--- GIVEN INFORMATION ---
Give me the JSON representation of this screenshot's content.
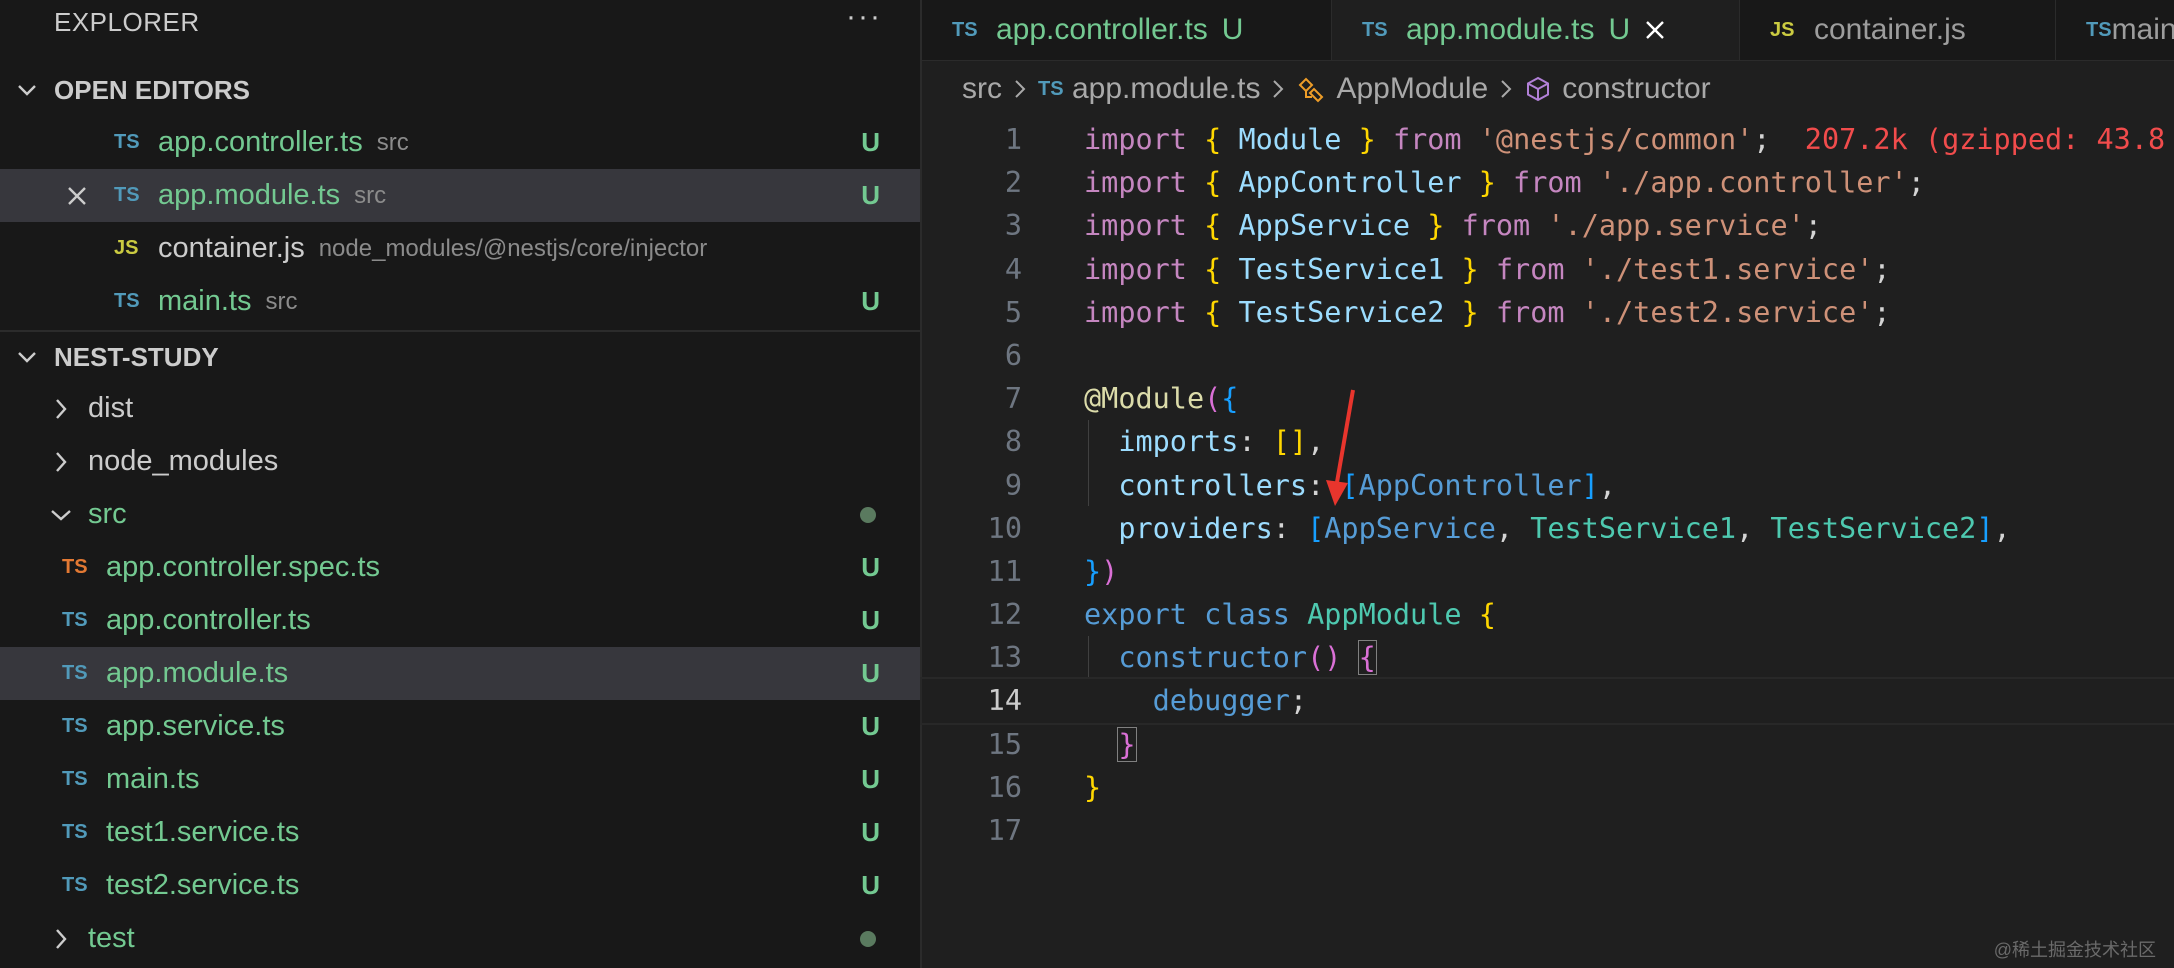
{
  "explorer": {
    "title": "EXPLORER",
    "more": "···",
    "open_editors": {
      "title": "OPEN EDITORS",
      "items": [
        {
          "icon": "TS",
          "name": "app.controller.ts",
          "dir": "src",
          "status": "U"
        },
        {
          "icon": "TS",
          "name": "app.module.ts",
          "dir": "src",
          "status": "U"
        },
        {
          "icon": "JS",
          "name": "container.js",
          "dir": "node_modules/@nestjs/core/injector",
          "status": ""
        },
        {
          "icon": "TS",
          "name": "main.ts",
          "dir": "src",
          "status": "U"
        }
      ]
    },
    "project": {
      "title": "NEST-STUDY",
      "folders": {
        "dist": "dist",
        "node_modules": "node_modules",
        "src": "src",
        "test": "test"
      },
      "src_files": [
        {
          "icon": "TS",
          "name": "app.controller.spec.ts",
          "status": "U"
        },
        {
          "icon": "TS",
          "name": "app.controller.ts",
          "status": "U"
        },
        {
          "icon": "TS",
          "name": "app.module.ts",
          "status": "U"
        },
        {
          "icon": "TS",
          "name": "app.service.ts",
          "status": "U"
        },
        {
          "icon": "TS",
          "name": "main.ts",
          "status": "U"
        },
        {
          "icon": "TS",
          "name": "test1.service.ts",
          "status": "U"
        },
        {
          "icon": "TS",
          "name": "test2.service.ts",
          "status": "U"
        }
      ]
    }
  },
  "tabs": [
    {
      "icon": "TS",
      "name": "app.controller.ts",
      "mod": "U"
    },
    {
      "icon": "TS",
      "name": "app.module.ts",
      "mod": "U"
    },
    {
      "icon": "JS",
      "name": "container.js",
      "mod": ""
    },
    {
      "icon": "TS",
      "name": "main.ts",
      "mod": ""
    }
  ],
  "breadcrumb": {
    "folder": "src",
    "icon": "TS",
    "file": "app.module.ts",
    "class": "AppModule",
    "method": "constructor"
  },
  "editor": {
    "current_line": 14,
    "line_numbers": [
      "1",
      "2",
      "3",
      "4",
      "5",
      "6",
      "7",
      "8",
      "9",
      "10",
      "11",
      "12",
      "13",
      "14",
      "15",
      "16",
      "17"
    ],
    "import_cost": "207.2k (gzipped: 43.8",
    "code": {
      "import": "import",
      "from": "from",
      "Module": "Module",
      "AppController": "AppController",
      "AppService": "AppService",
      "TestService1": "TestService1",
      "TestService2": "TestService2",
      "src_common": "'@nestjs/common'",
      "src_controller": "'./app.controller'",
      "src_service": "'./app.service'",
      "src_test1": "'./test1.service'",
      "src_test2": "'./test2.service'",
      "decorator": "@Module",
      "imports_key": "imports",
      "controllers_key": "controllers",
      "providers_key": "providers",
      "export": "export",
      "class": "class",
      "AppModule": "AppModule",
      "constructor": "constructor",
      "debugger": "debugger"
    }
  },
  "watermark": "@稀土掘金技术社区"
}
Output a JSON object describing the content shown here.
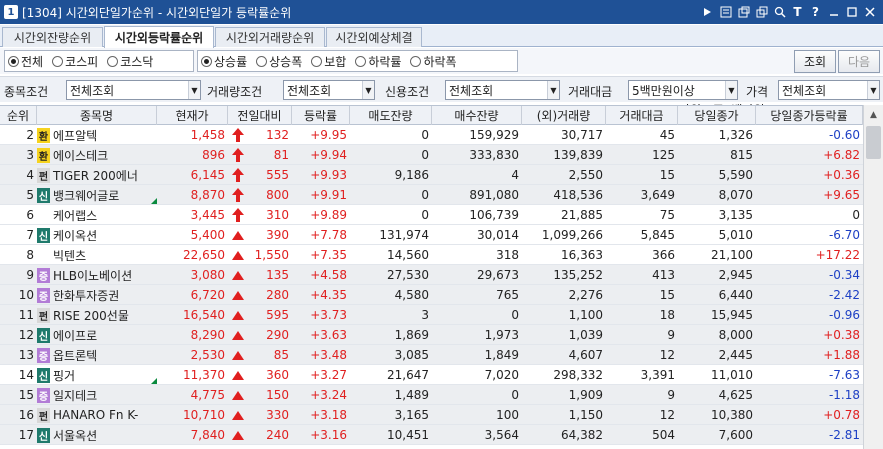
{
  "titlebar": {
    "num": "1",
    "title": "[1304] 시간외단일가순위 - 시간외단일가 등락률순위"
  },
  "tabs": [
    "시간외잔량순위",
    "시간외등락률순위",
    "시간외거래량순위",
    "시간외예상체결"
  ],
  "market_radios": [
    "전체",
    "코스피",
    "코스닥"
  ],
  "type_radios": [
    "상승률",
    "상승폭",
    "보합",
    "하락률",
    "하락폭"
  ],
  "unit": "*단위 : 주, 백만원",
  "buttons": {
    "query": "조회",
    "next": "다음"
  },
  "filters": {
    "item": {
      "label": "종목조건",
      "value": "전체조회"
    },
    "volume": {
      "label": "거래량조건",
      "value": "전체조회"
    },
    "credit": {
      "label": "신용조건",
      "value": "전체조회"
    },
    "amount": {
      "label": "거래대금",
      "value": "5백만원이상"
    },
    "price": {
      "label": "가격",
      "value": "전체조회"
    }
  },
  "columns": [
    "순위",
    "종목명",
    "현재가",
    "전일대비",
    "등락률",
    "매도잔량",
    "매수잔량",
    "(외)거래량",
    "거래대금",
    "당일종가",
    "당일종가등락률"
  ],
  "colors": {
    "up": "#e01f1f",
    "down": "#1d3fc4",
    "tag_hwan": "#f6d31f",
    "tag_pyeon": "#d8d8d8",
    "tag_sin": "#1f7a6c",
    "tag_jeung": "#b27cd6"
  },
  "rows": [
    {
      "rank": "2",
      "tag": "환",
      "name": "에프알텍",
      "price": "1,458",
      "arrow": "up",
      "change": "132",
      "rate": "+9.95",
      "sell": "0",
      "buy": "159,929",
      "volume": "30,717",
      "amount": "45",
      "close": "1,326",
      "close_rate": "-0.60",
      "close_dir": "down"
    },
    {
      "rank": "3",
      "tag": "환",
      "name": "에이스테크",
      "price": "896",
      "arrow": "up",
      "change": "81",
      "rate": "+9.94",
      "sell": "0",
      "buy": "333,830",
      "volume": "139,839",
      "amount": "125",
      "close": "815",
      "close_rate": "+6.82",
      "close_dir": "up"
    },
    {
      "rank": "4",
      "tag": "펀",
      "name": "TIGER 200에너",
      "price": "6,145",
      "arrow": "up",
      "change": "555",
      "rate": "+9.93",
      "sell": "9,186",
      "buy": "4",
      "volume": "2,550",
      "amount": "15",
      "close": "5,590",
      "close_rate": "+0.36",
      "close_dir": "up"
    },
    {
      "rank": "5",
      "tag": "신",
      "name": "뱅크웨어글로",
      "price": "8,870",
      "arrow": "up",
      "change": "800",
      "rate": "+9.91",
      "sell": "0",
      "buy": "891,080",
      "volume": "418,536",
      "amount": "3,649",
      "close": "8,070",
      "close_rate": "+9.65",
      "close_dir": "up",
      "flag": true
    },
    {
      "rank": "6",
      "tag": "",
      "name": "케어랩스",
      "price": "3,445",
      "arrow": "up",
      "change": "310",
      "rate": "+9.89",
      "sell": "0",
      "buy": "106,739",
      "volume": "21,885",
      "amount": "75",
      "close": "3,135",
      "close_rate": "0",
      "close_dir": "flat"
    },
    {
      "rank": "7",
      "tag": "신",
      "name": "케이옥션",
      "price": "5,400",
      "arrow": "tri",
      "change": "390",
      "rate": "+7.78",
      "sell": "131,974",
      "buy": "30,014",
      "volume": "1,099,266",
      "amount": "5,845",
      "close": "5,010",
      "close_rate": "-6.70",
      "close_dir": "down"
    },
    {
      "rank": "8",
      "tag": "",
      "name": "빅텐츠",
      "price": "22,650",
      "arrow": "tri",
      "change": "1,550",
      "rate": "+7.35",
      "sell": "14,560",
      "buy": "318",
      "volume": "16,363",
      "amount": "366",
      "close": "21,100",
      "close_rate": "+17.22",
      "close_dir": "up"
    },
    {
      "rank": "9",
      "tag": "증",
      "name": "HLB이노베이션",
      "price": "3,080",
      "arrow": "tri",
      "change": "135",
      "rate": "+4.58",
      "sell": "27,530",
      "buy": "29,673",
      "volume": "135,252",
      "amount": "413",
      "close": "2,945",
      "close_rate": "-0.34",
      "close_dir": "down"
    },
    {
      "rank": "10",
      "tag": "증",
      "name": "한화투자증권",
      "price": "6,720",
      "arrow": "tri",
      "change": "280",
      "rate": "+4.35",
      "sell": "4,580",
      "buy": "765",
      "volume": "2,276",
      "amount": "15",
      "close": "6,440",
      "close_rate": "-2.42",
      "close_dir": "down"
    },
    {
      "rank": "11",
      "tag": "펀",
      "name": "RISE 200선물",
      "price": "16,540",
      "arrow": "tri",
      "change": "595",
      "rate": "+3.73",
      "sell": "3",
      "buy": "0",
      "volume": "1,100",
      "amount": "18",
      "close": "15,945",
      "close_rate": "-0.96",
      "close_dir": "down"
    },
    {
      "rank": "12",
      "tag": "신",
      "name": "에이프로",
      "price": "8,290",
      "arrow": "tri",
      "change": "290",
      "rate": "+3.63",
      "sell": "1,869",
      "buy": "1,973",
      "volume": "1,039",
      "amount": "9",
      "close": "8,000",
      "close_rate": "+0.38",
      "close_dir": "up"
    },
    {
      "rank": "13",
      "tag": "증",
      "name": "옵트론텍",
      "price": "2,530",
      "arrow": "tri",
      "change": "85",
      "rate": "+3.48",
      "sell": "3,085",
      "buy": "1,849",
      "volume": "4,607",
      "amount": "12",
      "close": "2,445",
      "close_rate": "+1.88",
      "close_dir": "up"
    },
    {
      "rank": "14",
      "tag": "신",
      "name": "핑거",
      "price": "11,370",
      "arrow": "tri",
      "change": "360",
      "rate": "+3.27",
      "sell": "21,647",
      "buy": "7,020",
      "volume": "298,332",
      "amount": "3,391",
      "close": "11,010",
      "close_rate": "-7.63",
      "close_dir": "down",
      "flag": true
    },
    {
      "rank": "15",
      "tag": "증",
      "name": "일지테크",
      "price": "4,775",
      "arrow": "tri",
      "change": "150",
      "rate": "+3.24",
      "sell": "1,489",
      "buy": "0",
      "volume": "1,909",
      "amount": "9",
      "close": "4,625",
      "close_rate": "-1.18",
      "close_dir": "down"
    },
    {
      "rank": "16",
      "tag": "펀",
      "name": "HANARO Fn K-",
      "price": "10,710",
      "arrow": "tri",
      "change": "330",
      "rate": "+3.18",
      "sell": "3,165",
      "buy": "100",
      "volume": "1,150",
      "amount": "12",
      "close": "10,380",
      "close_rate": "+0.78",
      "close_dir": "up"
    },
    {
      "rank": "17",
      "tag": "신",
      "name": "서울옥션",
      "price": "7,840",
      "arrow": "tri",
      "change": "240",
      "rate": "+3.16",
      "sell": "10,451",
      "buy": "3,564",
      "volume": "64,382",
      "amount": "504",
      "close": "7,600",
      "close_rate": "-2.81",
      "close_dir": "down"
    }
  ]
}
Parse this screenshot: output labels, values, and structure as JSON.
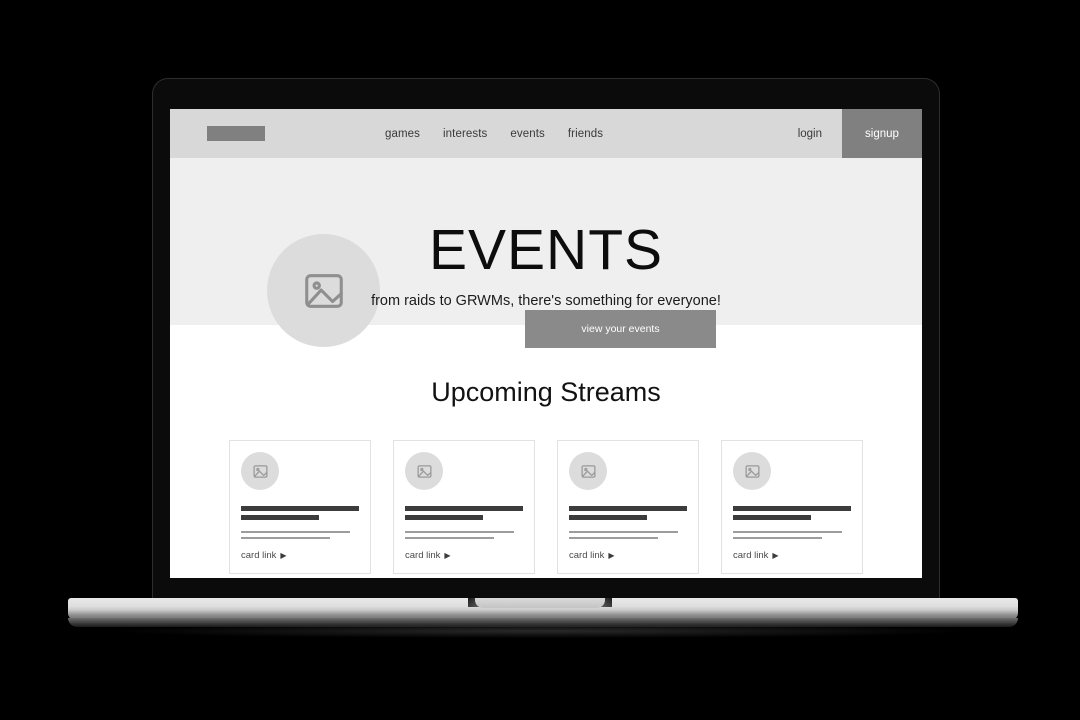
{
  "device": {
    "type": "laptop-mockup",
    "frame_color": "#0b0b0b",
    "base_color": "#dedede"
  },
  "theme": {
    "nav_bg": "#d8d8d8",
    "hero_bg": "#efefef",
    "page_bg": "#ffffff",
    "accent_gray": "#808080",
    "cta_gray": "#8a8a8a",
    "placeholder_gray": "#dcdcdc",
    "line_dark": "#3c3c3c",
    "line_light": "#9d9d9d"
  },
  "navbar": {
    "logo_label": "",
    "links": [
      {
        "label": "games"
      },
      {
        "label": "interests"
      },
      {
        "label": "events"
      },
      {
        "label": "friends"
      }
    ],
    "login_label": "login",
    "signup_label": "signup"
  },
  "hero": {
    "image_icon": "image-placeholder-icon",
    "title": "EVENTS",
    "subtitle": "from raids to GRWMs, there's something for everyone!",
    "cta_label": "view your events"
  },
  "streams": {
    "heading": "Upcoming Streams",
    "cards": [
      {
        "thumb_icon": "image-placeholder-icon",
        "link_label": "card link",
        "link_arrow": "▶"
      },
      {
        "thumb_icon": "image-placeholder-icon",
        "link_label": "card link",
        "link_arrow": "▶"
      },
      {
        "thumb_icon": "image-placeholder-icon",
        "link_label": "card link",
        "link_arrow": "▶"
      },
      {
        "thumb_icon": "image-placeholder-icon",
        "link_label": "card link",
        "link_arrow": "▶"
      }
    ]
  }
}
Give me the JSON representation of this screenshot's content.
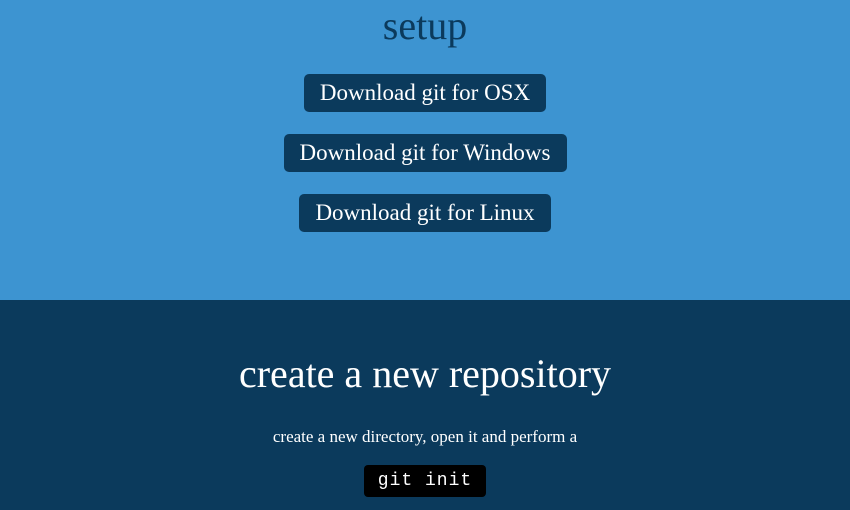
{
  "setup": {
    "title": "setup",
    "buttons": [
      {
        "label": "Download git for OSX"
      },
      {
        "label": "Download git for Windows"
      },
      {
        "label": "Download git for Linux"
      }
    ]
  },
  "create": {
    "title": "create a new repository",
    "instruction": "create a new directory, open it and perform a",
    "code": "git init"
  }
}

--- REQUIRED TASK ---
Tell how many lines contain the word "from", using only the number.

--- SOLVED PROBLEM ---
2